**EXERCISE AIM:**
From the entries below, copy every line where the string "大的人力资源专业服务机构" appears.

**Stored dataset items:**
## start

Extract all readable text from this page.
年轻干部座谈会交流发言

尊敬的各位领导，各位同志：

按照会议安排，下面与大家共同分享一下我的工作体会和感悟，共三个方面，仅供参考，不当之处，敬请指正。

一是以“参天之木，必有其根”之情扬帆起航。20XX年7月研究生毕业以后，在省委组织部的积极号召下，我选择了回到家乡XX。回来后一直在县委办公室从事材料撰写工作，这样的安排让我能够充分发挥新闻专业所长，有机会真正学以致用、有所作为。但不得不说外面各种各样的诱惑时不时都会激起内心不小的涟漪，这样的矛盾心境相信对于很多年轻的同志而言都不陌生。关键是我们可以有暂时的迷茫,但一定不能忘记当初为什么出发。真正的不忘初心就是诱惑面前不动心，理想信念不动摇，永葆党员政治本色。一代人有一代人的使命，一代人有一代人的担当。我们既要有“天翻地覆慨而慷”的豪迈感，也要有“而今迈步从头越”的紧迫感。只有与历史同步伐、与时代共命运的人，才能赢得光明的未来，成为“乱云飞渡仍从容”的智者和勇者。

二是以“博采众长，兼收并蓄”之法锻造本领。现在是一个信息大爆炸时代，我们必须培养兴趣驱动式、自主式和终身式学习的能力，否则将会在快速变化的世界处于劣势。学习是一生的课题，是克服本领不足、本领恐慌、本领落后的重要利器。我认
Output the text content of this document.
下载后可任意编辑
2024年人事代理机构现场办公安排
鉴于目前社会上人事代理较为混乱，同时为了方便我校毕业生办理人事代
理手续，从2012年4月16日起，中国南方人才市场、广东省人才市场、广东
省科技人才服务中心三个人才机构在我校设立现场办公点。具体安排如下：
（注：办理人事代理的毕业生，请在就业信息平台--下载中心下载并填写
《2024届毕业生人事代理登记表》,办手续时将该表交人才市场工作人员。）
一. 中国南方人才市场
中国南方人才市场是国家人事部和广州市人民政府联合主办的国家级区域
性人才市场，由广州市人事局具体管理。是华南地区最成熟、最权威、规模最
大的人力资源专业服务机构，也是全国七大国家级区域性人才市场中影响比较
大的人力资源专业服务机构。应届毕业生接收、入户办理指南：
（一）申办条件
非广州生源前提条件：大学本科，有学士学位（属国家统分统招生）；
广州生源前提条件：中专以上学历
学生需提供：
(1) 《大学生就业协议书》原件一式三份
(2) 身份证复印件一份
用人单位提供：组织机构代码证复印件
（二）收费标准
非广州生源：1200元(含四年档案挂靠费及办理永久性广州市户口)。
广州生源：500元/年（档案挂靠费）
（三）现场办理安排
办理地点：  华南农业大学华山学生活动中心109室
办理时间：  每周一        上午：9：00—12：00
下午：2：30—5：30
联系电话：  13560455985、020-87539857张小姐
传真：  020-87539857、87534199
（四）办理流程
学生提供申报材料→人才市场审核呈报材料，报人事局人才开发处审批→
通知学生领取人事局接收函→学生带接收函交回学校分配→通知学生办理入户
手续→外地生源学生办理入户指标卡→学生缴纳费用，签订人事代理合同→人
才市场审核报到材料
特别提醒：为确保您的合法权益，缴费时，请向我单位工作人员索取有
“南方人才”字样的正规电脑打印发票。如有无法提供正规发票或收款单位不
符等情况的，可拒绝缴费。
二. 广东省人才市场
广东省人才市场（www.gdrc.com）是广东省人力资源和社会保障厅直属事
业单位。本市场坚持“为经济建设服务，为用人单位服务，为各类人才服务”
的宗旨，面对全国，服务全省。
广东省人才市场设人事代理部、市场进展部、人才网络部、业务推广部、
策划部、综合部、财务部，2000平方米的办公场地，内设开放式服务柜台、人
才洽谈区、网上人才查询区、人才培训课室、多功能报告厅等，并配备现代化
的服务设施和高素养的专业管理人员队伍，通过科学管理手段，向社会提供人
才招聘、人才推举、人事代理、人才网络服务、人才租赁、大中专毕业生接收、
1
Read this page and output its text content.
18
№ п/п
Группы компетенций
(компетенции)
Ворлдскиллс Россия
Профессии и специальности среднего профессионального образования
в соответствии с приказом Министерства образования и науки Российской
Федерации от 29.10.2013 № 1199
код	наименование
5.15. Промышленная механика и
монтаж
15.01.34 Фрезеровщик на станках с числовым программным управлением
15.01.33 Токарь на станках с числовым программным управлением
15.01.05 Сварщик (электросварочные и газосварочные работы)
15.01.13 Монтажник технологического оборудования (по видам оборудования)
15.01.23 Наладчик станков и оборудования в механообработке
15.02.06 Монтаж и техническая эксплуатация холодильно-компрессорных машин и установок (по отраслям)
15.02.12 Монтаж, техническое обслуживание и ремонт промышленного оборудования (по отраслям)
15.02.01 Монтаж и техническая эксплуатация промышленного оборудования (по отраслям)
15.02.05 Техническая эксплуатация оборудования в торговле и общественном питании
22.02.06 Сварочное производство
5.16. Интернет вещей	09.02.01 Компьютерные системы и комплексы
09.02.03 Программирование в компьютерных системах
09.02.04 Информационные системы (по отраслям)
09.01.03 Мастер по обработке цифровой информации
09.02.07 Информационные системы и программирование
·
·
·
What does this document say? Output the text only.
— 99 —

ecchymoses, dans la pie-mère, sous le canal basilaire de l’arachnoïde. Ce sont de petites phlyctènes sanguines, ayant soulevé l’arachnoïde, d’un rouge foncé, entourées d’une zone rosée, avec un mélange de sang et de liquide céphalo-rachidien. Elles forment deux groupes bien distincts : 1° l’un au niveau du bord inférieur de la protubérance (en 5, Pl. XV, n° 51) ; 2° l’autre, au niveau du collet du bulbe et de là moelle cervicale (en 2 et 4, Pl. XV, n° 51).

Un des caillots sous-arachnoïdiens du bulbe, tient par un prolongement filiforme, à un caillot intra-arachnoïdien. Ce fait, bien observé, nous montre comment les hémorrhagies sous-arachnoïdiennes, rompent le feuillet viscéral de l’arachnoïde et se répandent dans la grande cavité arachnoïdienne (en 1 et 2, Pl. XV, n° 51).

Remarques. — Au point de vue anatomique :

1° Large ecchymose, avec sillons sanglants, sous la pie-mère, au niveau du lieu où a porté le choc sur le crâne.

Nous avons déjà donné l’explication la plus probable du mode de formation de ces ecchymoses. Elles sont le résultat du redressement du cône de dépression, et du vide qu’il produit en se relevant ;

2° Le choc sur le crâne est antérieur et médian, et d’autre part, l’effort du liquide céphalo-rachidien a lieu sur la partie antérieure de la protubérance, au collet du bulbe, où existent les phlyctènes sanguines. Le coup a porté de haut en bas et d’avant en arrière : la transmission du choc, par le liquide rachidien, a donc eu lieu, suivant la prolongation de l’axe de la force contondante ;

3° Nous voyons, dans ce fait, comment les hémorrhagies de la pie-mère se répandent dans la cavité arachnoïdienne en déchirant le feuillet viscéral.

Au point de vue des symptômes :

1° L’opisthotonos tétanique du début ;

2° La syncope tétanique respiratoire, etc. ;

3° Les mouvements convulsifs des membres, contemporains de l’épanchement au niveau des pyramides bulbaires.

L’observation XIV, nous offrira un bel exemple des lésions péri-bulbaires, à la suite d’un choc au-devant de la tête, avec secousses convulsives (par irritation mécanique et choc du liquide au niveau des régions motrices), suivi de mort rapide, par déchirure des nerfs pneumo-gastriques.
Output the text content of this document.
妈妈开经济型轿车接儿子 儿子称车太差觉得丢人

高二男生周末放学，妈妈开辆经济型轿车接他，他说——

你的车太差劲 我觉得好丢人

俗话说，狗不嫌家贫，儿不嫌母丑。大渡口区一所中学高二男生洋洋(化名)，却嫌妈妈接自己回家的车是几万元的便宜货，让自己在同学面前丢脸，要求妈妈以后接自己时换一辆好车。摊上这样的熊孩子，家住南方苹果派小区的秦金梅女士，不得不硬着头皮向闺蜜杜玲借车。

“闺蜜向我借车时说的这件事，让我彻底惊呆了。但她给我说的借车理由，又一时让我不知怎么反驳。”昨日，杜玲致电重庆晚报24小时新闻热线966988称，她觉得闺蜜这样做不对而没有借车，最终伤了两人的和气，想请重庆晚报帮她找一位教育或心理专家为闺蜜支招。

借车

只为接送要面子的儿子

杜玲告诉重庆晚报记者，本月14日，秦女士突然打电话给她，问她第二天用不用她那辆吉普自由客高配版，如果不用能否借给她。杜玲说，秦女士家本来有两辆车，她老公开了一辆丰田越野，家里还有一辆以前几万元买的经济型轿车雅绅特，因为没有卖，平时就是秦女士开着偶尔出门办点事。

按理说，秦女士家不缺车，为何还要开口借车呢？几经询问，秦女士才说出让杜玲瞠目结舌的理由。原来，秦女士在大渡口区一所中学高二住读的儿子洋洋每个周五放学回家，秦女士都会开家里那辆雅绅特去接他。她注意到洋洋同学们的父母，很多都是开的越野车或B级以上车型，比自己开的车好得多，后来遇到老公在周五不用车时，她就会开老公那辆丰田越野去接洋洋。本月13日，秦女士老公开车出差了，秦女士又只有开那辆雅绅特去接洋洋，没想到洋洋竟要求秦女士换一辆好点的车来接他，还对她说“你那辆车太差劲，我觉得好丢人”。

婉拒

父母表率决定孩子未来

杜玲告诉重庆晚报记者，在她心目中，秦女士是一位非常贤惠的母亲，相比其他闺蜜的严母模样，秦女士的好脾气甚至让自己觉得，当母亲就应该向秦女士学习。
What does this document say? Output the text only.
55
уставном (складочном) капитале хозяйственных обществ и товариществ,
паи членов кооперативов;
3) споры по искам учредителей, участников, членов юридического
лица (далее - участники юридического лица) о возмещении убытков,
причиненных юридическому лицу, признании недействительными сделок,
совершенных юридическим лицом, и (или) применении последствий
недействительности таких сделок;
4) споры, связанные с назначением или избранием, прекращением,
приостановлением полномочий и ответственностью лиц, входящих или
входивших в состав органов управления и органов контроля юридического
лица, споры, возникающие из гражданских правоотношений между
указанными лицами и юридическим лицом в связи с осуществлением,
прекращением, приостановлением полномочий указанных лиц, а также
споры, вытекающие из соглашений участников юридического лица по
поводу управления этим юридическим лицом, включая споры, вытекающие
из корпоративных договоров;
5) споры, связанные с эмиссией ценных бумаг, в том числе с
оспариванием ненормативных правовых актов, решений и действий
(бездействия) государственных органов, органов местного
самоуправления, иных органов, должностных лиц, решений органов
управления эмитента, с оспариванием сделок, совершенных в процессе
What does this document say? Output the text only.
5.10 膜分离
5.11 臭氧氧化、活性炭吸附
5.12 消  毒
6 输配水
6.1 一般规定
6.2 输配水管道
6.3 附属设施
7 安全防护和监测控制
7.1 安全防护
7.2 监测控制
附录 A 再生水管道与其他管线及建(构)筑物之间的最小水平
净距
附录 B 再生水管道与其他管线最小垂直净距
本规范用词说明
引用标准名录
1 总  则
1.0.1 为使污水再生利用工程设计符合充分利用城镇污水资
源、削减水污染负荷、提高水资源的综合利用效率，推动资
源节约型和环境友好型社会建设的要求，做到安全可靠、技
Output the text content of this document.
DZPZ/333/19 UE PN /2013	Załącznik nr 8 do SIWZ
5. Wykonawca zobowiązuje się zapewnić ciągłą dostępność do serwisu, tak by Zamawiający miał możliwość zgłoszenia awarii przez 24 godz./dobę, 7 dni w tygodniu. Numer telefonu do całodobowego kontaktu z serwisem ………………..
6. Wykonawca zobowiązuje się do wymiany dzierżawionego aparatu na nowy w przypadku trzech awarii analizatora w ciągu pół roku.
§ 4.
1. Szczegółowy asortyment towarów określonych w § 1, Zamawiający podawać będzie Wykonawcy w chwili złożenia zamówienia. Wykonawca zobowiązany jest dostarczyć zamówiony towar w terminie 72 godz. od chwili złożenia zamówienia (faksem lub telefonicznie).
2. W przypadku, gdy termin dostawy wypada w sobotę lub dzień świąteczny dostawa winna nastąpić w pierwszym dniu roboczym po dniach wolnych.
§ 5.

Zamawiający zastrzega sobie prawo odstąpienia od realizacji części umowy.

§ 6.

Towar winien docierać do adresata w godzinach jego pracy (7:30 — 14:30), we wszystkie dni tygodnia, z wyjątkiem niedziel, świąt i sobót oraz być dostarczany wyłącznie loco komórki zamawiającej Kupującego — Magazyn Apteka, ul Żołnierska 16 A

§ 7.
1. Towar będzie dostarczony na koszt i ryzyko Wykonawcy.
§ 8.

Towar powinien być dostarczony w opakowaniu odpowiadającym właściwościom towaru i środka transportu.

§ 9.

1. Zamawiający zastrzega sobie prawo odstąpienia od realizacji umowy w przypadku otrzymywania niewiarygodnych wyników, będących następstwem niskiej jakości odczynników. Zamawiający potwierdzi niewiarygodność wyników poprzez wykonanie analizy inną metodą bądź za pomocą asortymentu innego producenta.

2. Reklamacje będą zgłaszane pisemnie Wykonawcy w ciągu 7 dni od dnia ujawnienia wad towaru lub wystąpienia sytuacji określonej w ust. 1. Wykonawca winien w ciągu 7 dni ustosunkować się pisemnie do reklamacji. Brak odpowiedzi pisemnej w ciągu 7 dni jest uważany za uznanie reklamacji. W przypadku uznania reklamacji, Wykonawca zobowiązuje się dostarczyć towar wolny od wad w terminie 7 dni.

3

## end

**OUTPUT OF THE EXERCISE:**
大的人力资源专业服务机构，也是全国七大国家级区域性人才市场中影响比较
大的人力资源专业服务机构。应届毕业生接收、入户办理指南：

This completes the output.